--- BEGIN Input material ---

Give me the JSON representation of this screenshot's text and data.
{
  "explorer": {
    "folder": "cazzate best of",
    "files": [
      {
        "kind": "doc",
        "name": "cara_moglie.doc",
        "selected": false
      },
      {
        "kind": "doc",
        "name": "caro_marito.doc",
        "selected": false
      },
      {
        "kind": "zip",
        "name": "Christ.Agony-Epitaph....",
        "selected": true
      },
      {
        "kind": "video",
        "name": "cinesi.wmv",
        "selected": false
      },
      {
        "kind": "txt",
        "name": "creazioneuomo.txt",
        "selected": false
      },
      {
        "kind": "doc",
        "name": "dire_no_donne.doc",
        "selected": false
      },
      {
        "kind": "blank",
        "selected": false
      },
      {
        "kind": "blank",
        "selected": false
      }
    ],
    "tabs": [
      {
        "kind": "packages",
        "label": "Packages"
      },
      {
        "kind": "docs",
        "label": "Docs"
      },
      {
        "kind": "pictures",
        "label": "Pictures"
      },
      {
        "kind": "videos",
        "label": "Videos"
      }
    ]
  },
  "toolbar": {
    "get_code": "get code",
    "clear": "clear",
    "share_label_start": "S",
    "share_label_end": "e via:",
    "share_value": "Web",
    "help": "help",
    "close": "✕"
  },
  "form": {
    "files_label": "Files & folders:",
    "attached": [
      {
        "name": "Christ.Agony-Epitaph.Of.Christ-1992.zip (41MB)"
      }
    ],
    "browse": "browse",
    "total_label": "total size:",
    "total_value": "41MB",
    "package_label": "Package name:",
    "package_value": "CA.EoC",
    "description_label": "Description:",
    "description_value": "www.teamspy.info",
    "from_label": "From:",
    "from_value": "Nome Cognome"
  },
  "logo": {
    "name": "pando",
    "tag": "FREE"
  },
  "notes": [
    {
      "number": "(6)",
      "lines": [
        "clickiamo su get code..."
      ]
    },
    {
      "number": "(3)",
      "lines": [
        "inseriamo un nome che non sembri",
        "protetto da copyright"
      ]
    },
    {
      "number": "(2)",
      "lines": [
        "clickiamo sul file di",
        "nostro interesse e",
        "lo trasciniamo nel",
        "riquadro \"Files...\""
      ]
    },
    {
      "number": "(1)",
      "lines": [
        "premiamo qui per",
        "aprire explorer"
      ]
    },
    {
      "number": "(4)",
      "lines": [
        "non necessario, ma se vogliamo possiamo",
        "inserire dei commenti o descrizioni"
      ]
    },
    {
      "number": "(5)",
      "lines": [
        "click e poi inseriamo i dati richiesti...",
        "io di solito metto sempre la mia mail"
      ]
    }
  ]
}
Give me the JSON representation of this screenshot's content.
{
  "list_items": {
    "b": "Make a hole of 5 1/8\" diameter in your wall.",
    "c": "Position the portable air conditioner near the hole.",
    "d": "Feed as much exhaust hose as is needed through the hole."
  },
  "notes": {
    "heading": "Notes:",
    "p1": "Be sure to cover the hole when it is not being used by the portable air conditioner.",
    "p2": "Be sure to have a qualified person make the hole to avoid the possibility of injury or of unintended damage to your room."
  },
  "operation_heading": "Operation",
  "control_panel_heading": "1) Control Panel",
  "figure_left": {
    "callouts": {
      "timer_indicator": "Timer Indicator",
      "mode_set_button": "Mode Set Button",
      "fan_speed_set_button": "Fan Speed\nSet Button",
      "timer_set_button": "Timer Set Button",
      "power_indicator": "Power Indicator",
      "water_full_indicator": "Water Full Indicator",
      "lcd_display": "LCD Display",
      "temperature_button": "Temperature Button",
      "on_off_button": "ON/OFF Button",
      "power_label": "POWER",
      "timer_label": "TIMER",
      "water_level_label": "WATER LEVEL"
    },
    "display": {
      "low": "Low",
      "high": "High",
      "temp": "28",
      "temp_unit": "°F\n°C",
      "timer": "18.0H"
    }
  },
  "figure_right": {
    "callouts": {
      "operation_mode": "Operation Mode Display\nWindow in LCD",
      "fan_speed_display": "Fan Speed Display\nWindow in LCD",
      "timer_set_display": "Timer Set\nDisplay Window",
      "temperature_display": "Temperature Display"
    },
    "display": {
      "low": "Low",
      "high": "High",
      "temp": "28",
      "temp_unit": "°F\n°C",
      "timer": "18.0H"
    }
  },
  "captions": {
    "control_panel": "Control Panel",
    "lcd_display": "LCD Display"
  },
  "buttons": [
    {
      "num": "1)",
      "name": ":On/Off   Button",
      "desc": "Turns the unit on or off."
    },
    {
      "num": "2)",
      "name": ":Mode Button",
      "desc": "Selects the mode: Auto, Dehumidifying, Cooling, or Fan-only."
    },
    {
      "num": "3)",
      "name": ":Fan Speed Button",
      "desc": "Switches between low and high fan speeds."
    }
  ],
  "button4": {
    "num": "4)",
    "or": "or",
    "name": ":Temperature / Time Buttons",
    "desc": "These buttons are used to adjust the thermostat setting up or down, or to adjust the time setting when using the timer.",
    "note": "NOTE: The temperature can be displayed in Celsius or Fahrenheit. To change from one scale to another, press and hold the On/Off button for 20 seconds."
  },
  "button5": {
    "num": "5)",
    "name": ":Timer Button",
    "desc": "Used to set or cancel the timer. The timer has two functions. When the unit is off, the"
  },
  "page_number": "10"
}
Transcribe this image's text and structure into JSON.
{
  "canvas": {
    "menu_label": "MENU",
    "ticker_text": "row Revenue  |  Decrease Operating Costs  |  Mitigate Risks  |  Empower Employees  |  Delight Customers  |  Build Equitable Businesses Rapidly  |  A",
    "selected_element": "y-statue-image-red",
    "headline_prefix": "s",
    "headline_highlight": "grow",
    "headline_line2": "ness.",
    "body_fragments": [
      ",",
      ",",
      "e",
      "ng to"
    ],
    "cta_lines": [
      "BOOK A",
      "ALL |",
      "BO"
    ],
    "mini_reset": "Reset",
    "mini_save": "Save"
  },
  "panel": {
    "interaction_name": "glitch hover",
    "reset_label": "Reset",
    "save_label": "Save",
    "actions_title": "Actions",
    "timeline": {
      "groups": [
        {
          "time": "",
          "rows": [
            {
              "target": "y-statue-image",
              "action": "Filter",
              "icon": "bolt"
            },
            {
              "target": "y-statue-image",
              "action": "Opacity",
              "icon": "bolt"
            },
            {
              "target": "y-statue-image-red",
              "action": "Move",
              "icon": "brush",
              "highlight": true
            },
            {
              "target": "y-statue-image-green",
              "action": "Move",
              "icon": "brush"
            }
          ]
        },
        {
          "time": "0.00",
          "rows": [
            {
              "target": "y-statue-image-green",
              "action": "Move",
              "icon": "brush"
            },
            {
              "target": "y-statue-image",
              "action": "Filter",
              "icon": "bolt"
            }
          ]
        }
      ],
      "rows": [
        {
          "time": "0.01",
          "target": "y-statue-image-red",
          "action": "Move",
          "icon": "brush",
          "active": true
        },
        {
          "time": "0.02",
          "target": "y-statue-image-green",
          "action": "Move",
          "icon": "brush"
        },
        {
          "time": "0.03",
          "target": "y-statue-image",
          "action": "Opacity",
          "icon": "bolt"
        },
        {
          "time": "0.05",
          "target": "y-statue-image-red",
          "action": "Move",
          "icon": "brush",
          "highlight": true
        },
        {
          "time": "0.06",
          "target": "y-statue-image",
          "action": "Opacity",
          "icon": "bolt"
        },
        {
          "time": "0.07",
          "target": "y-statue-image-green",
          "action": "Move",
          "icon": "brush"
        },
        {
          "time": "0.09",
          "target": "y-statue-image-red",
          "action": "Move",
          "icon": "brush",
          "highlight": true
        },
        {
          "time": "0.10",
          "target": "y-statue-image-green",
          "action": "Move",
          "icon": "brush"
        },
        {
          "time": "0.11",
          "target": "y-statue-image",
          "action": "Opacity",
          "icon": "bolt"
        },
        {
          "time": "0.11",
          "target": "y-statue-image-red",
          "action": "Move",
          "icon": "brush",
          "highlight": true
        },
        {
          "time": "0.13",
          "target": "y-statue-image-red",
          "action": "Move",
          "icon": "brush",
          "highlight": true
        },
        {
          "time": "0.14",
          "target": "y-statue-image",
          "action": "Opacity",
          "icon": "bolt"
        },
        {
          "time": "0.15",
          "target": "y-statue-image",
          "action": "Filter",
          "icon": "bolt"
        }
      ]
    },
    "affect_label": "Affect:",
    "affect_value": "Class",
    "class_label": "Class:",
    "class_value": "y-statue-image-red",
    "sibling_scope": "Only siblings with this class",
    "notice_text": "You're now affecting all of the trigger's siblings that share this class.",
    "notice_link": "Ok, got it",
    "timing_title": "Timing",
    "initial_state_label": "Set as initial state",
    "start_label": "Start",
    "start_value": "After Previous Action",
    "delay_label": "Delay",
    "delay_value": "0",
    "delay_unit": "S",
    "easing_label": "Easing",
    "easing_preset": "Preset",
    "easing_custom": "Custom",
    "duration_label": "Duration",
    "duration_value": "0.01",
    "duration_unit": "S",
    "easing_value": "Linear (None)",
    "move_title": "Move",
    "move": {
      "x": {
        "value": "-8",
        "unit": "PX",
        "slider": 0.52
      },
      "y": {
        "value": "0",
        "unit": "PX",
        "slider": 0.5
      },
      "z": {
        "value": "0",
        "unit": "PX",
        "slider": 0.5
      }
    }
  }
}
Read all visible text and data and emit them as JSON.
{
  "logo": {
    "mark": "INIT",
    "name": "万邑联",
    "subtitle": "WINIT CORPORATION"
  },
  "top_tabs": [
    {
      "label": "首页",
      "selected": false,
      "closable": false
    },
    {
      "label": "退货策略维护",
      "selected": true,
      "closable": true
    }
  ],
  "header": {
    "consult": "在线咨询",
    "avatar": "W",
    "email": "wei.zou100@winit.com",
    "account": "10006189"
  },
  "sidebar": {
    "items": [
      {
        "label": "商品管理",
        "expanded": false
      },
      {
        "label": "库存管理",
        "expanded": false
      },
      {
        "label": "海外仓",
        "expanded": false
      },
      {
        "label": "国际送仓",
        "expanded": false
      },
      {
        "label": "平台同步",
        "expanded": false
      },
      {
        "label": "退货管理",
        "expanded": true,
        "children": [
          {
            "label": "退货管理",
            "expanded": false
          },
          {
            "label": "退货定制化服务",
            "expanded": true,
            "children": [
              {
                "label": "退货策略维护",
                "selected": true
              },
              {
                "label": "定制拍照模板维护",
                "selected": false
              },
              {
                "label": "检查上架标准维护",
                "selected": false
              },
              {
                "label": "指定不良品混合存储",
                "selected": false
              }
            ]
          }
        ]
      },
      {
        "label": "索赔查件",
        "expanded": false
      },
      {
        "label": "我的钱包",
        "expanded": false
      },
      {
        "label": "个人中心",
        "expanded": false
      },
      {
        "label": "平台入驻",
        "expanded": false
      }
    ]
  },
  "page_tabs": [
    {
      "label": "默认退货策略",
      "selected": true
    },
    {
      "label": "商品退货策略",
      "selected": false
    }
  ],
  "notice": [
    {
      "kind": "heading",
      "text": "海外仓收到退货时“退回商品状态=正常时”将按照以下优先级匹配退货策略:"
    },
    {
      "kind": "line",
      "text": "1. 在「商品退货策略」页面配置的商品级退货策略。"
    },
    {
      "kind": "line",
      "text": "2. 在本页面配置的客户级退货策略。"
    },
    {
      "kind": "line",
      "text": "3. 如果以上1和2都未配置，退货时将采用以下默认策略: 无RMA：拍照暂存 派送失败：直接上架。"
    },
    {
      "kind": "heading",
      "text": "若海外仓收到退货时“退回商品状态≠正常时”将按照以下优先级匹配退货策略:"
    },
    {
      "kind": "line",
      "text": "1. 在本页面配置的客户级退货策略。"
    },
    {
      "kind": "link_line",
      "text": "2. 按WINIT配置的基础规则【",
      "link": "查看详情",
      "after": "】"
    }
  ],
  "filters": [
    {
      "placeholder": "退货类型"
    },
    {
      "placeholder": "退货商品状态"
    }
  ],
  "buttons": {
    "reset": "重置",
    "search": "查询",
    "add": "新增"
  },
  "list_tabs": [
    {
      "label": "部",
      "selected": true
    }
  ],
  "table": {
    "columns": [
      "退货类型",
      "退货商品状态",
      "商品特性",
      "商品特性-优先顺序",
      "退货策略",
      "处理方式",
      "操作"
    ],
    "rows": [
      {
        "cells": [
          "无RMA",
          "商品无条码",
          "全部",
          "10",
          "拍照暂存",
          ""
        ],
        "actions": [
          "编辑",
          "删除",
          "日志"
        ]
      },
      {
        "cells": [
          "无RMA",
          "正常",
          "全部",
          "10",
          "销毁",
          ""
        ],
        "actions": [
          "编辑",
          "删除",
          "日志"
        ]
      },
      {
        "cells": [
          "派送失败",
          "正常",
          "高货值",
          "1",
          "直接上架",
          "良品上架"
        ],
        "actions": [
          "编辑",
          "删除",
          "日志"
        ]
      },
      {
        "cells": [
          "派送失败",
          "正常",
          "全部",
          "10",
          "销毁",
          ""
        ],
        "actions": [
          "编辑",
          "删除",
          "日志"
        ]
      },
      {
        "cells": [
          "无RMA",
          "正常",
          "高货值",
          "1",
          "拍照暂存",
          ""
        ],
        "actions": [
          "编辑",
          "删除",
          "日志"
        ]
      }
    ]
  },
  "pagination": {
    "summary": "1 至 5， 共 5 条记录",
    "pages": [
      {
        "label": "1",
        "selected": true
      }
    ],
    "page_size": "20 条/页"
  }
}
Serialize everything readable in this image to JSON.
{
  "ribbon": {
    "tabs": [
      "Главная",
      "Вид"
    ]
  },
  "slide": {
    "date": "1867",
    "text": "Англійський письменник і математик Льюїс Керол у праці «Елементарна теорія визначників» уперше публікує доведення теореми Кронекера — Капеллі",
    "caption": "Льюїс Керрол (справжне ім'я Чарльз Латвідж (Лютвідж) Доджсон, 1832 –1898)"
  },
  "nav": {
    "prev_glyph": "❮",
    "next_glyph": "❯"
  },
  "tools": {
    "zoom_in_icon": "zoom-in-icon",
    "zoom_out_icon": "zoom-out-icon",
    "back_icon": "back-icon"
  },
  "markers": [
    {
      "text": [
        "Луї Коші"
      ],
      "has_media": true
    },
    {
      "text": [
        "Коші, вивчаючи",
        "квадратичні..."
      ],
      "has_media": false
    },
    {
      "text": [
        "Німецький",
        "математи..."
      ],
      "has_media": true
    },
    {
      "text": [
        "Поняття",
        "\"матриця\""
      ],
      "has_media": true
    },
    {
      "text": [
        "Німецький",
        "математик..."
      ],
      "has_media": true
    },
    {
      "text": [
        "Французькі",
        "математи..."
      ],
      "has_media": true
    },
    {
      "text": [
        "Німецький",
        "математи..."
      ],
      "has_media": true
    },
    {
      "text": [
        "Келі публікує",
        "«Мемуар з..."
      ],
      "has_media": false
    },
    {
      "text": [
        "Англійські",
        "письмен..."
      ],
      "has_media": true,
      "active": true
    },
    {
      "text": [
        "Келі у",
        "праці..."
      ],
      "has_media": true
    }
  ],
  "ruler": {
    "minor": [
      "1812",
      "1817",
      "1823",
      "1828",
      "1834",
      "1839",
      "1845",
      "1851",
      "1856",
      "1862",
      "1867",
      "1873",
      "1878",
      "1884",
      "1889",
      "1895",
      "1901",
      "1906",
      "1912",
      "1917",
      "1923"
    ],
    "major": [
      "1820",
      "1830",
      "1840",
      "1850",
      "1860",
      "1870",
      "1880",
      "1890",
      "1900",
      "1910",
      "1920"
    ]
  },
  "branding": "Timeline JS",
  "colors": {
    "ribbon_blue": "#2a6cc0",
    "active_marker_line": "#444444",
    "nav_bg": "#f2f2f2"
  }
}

--- END Input material ---

Stated exercise: Show the lines of the records that contain the word "退回商品状态".

Solution:
      "text": "海外仓收到退货时“退回商品状态=正常时”将按照以下优先级匹配退货策略:"
      "text": "若海外仓收到退货时“退回商品状态≠正常时”将按照以下优先级匹配退货策略:"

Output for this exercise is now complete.